Written instruction: Each entry that follows is to be retyped exactly. Pictures do not belong in the copy.

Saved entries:
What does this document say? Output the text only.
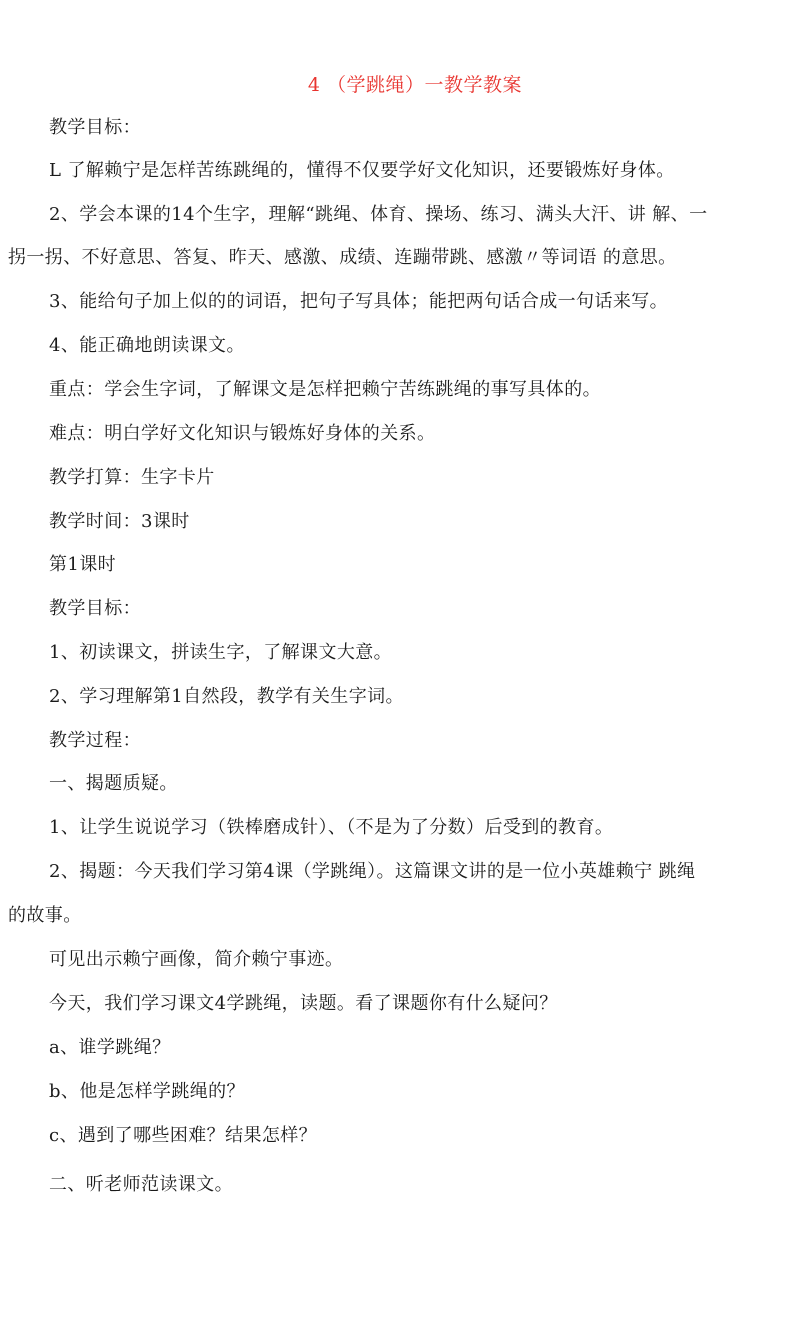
4 （学跳绳）一教学教案
教学目标：
L 了解赖宁是怎样苦练跳绳的，懂得不仅要学好文化知识，还要锻炼好身体。
2、学会本课的14个生字，理解“跳绳、体育、操场、练习、满头大汗、讲 解、一
拐一拐、不好意思、答复、昨天、感激、成绩、连蹦带跳、感激〃等词语 的意思。
3、能给句子加上似的的词语，把句子写具体；能把两句话合成一句话来写。
4、能正确地朗读课文。
重点：学会生字词，了解课文是怎样把赖宁苦练跳绳的事写具体的。
难点：明白学好文化知识与锻炼好身体的关系。
教学打算：生字卡片
教学时间：3课时
第1课时
教学目标：
1、初读课文，拼读生字，了解课文大意。
2、学习理解第1自然段，教学有关生字词。
教学过程：
一、揭题质疑。
1、让学生说说学习（铁棒磨成针）、（不是为了分数）后受到的教育。
2、揭题：今天我们学习第4课（学跳绳）。这篇课文讲的是一位小英雄赖宁 跳绳
的故事。
可见出示赖宁画像，简介赖宁事迹。
今天，我们学习课文4学跳绳，读题。看了课题你有什么疑问？
a、谁学跳绳？
b、他是怎样学跳绳的？
c、遇到了哪些困难？结果怎样？
二、听老师范读课文。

Task solution:
What does this document say? Output the text only.
4 （学跳绳）一教学教案
教学目标：
L 了解赖宁是怎样苦练跳绳的，懂得不仅要学好文化知识，还要锻炼好身体。
2、学会本课的14个生字，理解“跳绳、体育、操场、练习、满头大汗、讲 解、一
拐一拐、不好意思、答复、昨天、感激、成绩、连蹦带跳、感激〃等词语 的意思。
3、能给句子加上似的的词语，把句子写具体；能把两句话合成一句话来写。
4、能正确地朗读课文。
重点：学会生字词，了解课文是怎样把赖宁苦练跳绳的事写具体的。
难点：明白学好文化知识与锻炼好身体的关系。
教学打算：生字卡片
教学时间：3课时
第1课时
教学目标：
1、初读课文，拼读生字，了解课文大意。
2、学习理解第1自然段，教学有关生字词。
教学过程：
一、揭题质疑。
1、让学生说说学习（铁棒磨成针）、（不是为了分数）后受到的教育。
2、揭题：今天我们学习第4课（学跳绳）。这篇课文讲的是一位小英雄赖宁 跳绳
的故事。
可见出示赖宁画像，简介赖宁事迹。
今天，我们学习课文4学跳绳，读题。看了课题你有什么疑问？
a、谁学跳绳？
b、他是怎样学跳绳的？
c、遇到了哪些困难？结果怎样？
二、听老师范读课文。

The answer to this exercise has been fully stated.